Data records
## Start

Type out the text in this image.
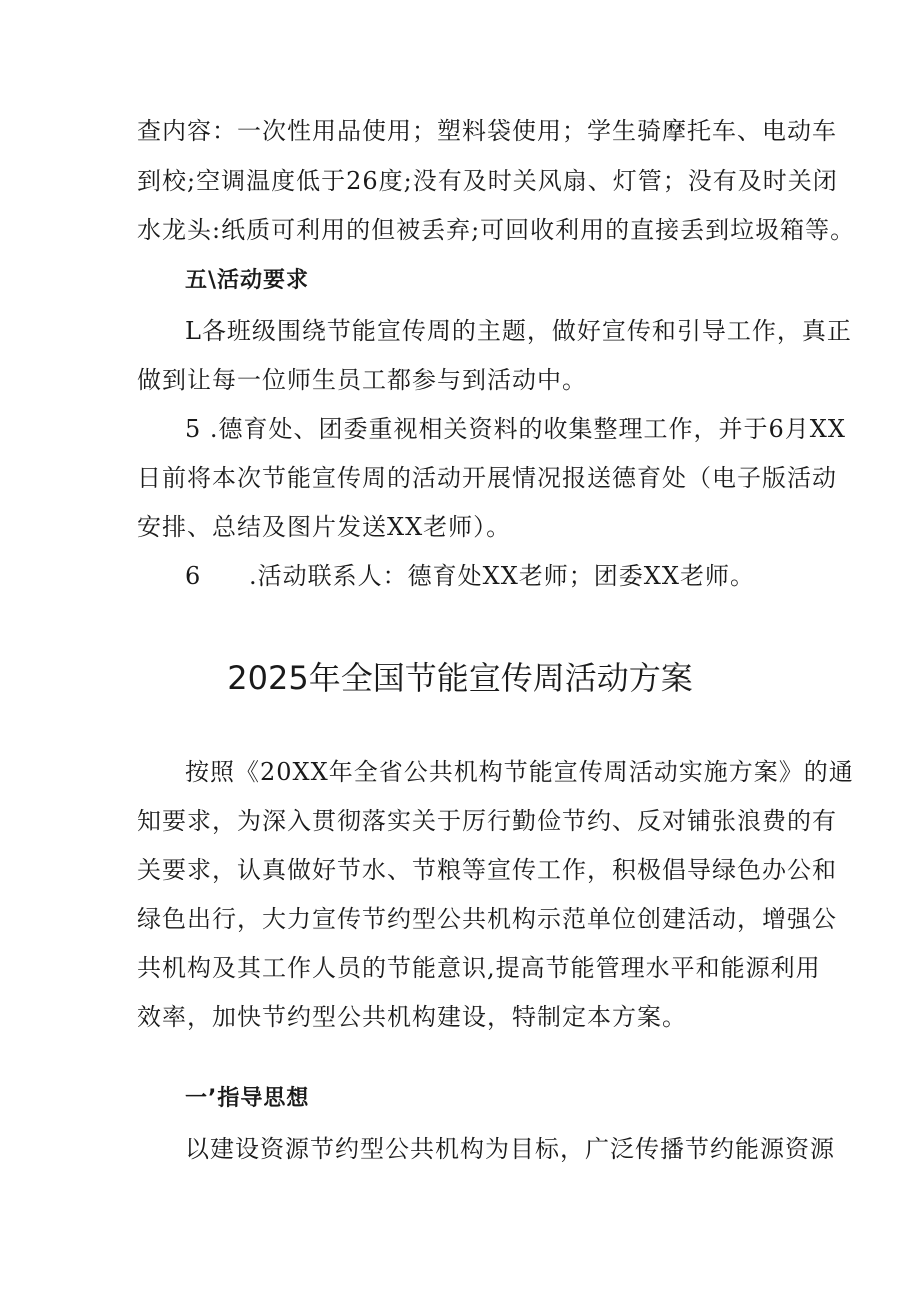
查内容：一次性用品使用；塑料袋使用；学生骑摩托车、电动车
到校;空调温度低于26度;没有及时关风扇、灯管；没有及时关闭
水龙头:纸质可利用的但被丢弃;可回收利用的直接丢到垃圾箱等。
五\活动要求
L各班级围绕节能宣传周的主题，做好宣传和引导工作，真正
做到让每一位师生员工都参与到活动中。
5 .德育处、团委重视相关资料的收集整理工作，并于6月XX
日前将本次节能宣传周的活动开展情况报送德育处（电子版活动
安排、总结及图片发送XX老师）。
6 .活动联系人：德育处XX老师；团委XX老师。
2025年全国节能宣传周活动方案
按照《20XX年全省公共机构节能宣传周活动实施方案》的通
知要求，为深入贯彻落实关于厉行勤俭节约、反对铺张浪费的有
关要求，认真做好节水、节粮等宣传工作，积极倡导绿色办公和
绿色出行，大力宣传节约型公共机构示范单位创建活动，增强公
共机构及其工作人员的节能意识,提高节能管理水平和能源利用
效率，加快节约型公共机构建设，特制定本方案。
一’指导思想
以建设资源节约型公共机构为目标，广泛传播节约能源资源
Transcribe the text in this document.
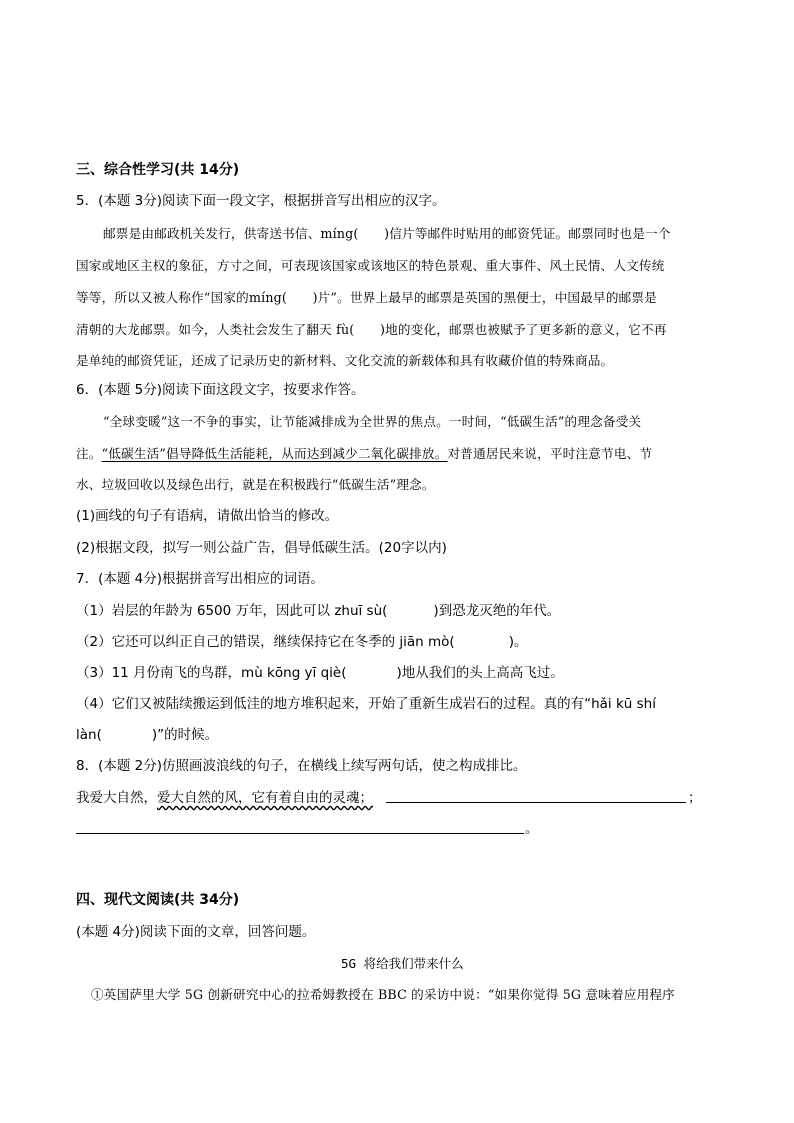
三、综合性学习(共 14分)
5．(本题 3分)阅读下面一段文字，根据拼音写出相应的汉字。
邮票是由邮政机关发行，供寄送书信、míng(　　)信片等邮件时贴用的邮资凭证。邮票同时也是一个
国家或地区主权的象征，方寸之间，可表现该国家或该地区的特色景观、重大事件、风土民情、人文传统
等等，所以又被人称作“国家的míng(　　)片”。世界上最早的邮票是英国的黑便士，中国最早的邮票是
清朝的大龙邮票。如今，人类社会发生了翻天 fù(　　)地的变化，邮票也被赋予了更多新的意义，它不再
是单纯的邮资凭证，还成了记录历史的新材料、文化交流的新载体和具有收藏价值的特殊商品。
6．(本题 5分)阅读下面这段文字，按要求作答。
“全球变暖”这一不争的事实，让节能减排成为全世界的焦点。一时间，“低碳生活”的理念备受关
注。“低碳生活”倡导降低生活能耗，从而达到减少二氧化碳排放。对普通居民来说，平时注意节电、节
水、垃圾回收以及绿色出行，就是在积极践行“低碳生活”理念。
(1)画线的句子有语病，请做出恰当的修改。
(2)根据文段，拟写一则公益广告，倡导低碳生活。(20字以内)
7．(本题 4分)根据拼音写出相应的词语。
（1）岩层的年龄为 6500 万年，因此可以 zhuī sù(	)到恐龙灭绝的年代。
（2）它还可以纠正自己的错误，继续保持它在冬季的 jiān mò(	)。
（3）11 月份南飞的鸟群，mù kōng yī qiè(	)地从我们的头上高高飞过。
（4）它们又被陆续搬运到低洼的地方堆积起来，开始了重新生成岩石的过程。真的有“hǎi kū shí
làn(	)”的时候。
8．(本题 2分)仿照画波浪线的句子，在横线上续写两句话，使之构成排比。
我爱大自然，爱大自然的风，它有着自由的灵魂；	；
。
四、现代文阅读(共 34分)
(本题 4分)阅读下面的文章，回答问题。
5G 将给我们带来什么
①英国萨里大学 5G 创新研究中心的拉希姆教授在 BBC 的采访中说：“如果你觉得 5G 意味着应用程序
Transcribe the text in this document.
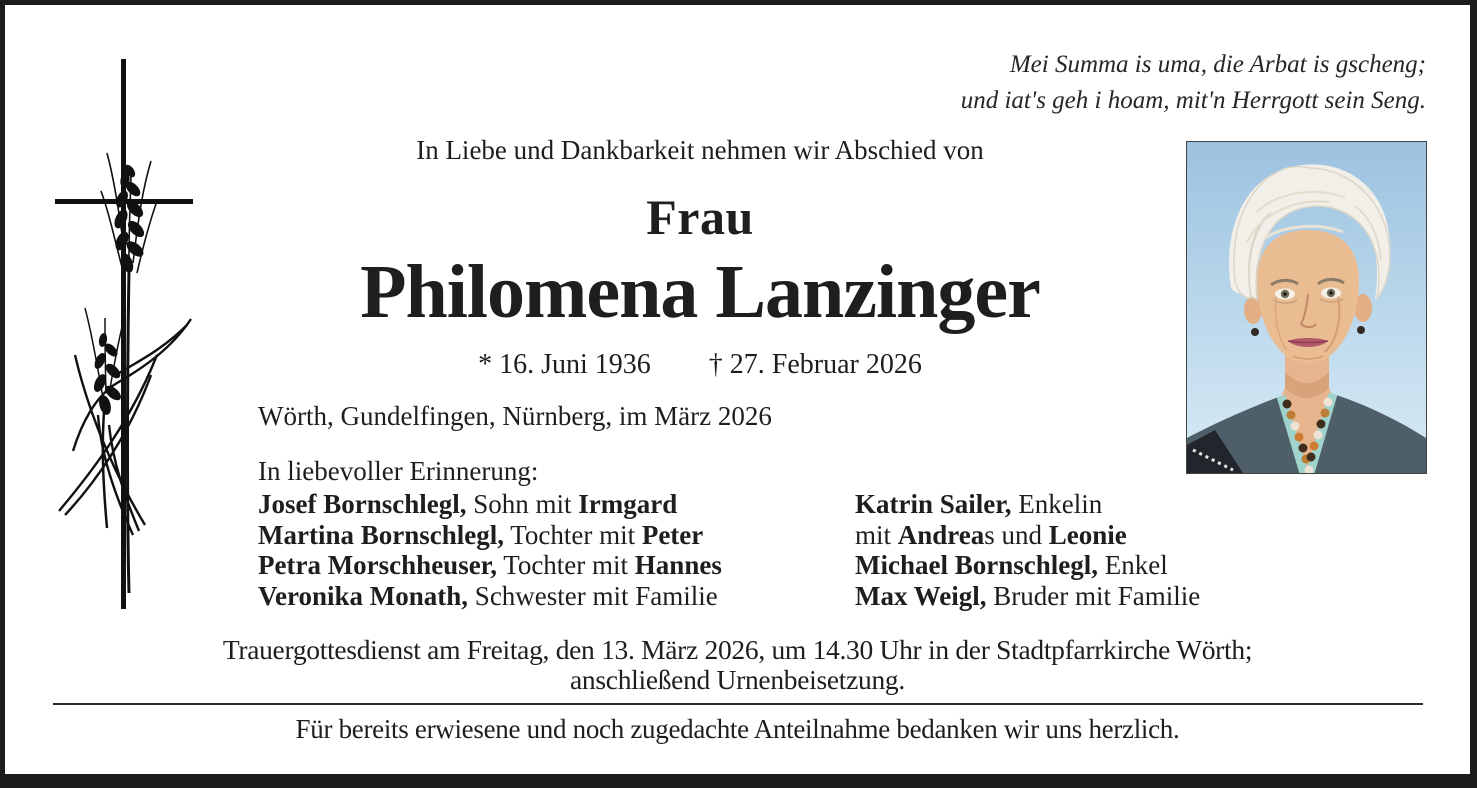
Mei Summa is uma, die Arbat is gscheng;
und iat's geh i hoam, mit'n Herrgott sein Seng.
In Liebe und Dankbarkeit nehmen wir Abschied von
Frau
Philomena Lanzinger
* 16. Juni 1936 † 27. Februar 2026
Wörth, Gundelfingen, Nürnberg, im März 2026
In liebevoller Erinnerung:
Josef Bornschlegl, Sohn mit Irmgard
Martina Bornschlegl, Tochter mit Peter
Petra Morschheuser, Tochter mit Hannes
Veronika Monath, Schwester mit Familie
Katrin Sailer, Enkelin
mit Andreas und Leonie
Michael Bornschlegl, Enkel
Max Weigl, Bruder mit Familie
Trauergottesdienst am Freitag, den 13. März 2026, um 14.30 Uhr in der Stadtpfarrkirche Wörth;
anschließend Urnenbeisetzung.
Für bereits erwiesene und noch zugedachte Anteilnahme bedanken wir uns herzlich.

## End

- **Task goal**:
Return the lines of the records that include the string "Bornschlegl".

- **Answer**:
Josef Bornschlegl, Sohn mit Irmgard
Martina Bornschlegl, Tochter mit Peter
Michael Bornschlegl, Enkel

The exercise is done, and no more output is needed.